DIRECTIONS: Copy out every line that contains "Gibbs".

GIVEN RECORDS:
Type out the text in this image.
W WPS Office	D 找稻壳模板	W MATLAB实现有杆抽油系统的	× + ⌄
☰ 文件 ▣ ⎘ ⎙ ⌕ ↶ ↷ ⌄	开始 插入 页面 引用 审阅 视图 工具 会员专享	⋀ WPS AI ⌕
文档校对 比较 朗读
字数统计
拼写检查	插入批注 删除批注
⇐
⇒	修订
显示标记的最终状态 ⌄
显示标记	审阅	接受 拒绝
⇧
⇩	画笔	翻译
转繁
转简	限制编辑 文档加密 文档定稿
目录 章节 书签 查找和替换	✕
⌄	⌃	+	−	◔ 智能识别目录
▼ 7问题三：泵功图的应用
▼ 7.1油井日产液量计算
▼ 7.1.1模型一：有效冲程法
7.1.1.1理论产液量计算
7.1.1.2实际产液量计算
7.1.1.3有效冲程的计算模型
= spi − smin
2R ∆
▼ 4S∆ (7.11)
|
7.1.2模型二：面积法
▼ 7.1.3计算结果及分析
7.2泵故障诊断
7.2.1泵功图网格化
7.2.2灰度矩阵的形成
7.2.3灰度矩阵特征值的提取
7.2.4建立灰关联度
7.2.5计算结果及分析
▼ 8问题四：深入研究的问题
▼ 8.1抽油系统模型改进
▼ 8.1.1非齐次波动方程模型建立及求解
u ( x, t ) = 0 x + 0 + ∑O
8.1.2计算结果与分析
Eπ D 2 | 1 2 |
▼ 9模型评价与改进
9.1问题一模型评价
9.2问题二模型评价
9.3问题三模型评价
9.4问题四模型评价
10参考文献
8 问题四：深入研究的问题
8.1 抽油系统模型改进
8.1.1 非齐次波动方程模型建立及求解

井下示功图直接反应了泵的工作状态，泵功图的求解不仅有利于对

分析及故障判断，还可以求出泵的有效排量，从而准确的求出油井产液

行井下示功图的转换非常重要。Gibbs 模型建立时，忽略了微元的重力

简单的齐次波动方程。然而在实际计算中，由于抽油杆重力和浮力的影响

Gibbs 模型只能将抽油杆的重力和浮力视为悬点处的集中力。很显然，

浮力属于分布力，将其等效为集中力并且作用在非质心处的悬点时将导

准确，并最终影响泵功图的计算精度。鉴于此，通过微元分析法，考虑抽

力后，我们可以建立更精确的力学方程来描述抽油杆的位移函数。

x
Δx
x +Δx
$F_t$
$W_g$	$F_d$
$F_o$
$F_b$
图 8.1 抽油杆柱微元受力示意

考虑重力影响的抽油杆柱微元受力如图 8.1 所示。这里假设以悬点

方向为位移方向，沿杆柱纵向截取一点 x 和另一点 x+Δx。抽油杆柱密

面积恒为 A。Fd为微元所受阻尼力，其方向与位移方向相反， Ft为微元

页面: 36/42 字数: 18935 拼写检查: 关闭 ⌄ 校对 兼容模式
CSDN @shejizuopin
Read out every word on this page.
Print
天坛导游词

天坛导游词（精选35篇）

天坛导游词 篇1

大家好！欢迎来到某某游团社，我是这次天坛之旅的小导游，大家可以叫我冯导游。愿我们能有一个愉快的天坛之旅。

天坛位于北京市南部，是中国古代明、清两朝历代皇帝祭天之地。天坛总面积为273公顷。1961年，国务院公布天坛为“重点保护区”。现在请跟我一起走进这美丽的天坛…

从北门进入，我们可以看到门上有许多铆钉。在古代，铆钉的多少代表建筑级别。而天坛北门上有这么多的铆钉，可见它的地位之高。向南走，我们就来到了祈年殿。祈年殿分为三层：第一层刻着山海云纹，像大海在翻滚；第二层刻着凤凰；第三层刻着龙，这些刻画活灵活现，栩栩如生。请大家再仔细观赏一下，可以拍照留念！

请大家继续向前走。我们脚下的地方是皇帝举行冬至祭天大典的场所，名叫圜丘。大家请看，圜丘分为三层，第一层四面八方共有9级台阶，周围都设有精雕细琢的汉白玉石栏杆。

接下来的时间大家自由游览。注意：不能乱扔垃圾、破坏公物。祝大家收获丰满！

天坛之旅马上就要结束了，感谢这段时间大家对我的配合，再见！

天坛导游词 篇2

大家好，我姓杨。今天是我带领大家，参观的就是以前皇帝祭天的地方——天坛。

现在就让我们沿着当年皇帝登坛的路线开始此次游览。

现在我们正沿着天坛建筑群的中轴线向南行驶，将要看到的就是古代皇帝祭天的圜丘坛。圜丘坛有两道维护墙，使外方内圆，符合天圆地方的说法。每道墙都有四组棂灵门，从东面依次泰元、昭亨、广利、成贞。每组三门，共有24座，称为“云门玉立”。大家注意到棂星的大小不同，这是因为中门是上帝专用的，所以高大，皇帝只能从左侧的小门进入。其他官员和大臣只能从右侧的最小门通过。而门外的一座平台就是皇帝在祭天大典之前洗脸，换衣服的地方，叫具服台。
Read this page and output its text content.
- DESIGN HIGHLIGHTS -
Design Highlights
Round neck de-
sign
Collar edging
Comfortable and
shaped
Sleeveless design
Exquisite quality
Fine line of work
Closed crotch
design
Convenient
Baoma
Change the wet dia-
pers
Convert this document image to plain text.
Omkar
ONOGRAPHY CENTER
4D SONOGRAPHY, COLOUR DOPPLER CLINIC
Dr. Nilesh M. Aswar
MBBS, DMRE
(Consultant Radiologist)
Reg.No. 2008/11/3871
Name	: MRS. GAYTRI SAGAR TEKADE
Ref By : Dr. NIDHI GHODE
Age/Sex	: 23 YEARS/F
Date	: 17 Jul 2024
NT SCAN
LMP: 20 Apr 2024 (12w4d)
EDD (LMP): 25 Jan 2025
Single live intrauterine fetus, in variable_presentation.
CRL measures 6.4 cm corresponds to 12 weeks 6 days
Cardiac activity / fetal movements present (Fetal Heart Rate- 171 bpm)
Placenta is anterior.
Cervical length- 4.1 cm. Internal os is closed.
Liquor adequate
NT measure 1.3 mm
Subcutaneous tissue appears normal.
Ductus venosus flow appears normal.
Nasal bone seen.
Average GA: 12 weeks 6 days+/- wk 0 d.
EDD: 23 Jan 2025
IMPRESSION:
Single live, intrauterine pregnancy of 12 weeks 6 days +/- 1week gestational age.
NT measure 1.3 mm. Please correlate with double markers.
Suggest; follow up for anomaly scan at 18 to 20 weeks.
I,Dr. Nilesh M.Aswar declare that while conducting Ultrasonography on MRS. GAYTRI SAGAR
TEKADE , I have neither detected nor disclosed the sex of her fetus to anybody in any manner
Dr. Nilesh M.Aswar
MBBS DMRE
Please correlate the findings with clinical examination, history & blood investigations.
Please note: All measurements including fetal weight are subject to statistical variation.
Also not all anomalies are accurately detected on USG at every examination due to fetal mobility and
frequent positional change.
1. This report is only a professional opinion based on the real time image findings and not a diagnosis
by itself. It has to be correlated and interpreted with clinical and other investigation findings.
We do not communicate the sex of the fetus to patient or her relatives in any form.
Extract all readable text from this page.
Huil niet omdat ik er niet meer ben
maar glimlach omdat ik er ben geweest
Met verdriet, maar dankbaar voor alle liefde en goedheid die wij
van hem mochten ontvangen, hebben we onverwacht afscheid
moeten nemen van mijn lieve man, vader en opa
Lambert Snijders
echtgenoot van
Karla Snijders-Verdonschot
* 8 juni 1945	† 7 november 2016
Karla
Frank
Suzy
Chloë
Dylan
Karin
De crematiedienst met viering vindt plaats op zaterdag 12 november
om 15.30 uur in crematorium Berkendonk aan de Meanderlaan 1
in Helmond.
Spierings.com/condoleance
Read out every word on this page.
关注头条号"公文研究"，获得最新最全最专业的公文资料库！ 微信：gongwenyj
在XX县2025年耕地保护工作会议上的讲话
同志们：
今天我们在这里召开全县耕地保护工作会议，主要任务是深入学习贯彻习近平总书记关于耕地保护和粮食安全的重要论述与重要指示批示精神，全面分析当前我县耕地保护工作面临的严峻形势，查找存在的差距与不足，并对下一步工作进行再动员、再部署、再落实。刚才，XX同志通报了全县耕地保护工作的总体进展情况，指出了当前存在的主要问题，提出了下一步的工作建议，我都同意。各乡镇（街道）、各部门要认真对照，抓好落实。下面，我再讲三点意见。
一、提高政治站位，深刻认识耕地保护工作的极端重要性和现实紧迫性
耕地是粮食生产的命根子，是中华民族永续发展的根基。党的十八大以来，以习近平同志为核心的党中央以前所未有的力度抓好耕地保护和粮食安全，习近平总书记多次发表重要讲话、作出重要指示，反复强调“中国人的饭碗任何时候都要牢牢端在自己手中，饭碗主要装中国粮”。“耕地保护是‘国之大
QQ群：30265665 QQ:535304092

RESPONSE BELOW:
行井下示功图的转换非常重要。Gibbs 模型建立时，忽略了微元的重力
Gibbs 模型只能将抽油杆的重力和浮力视为悬点处的集中力。很显然，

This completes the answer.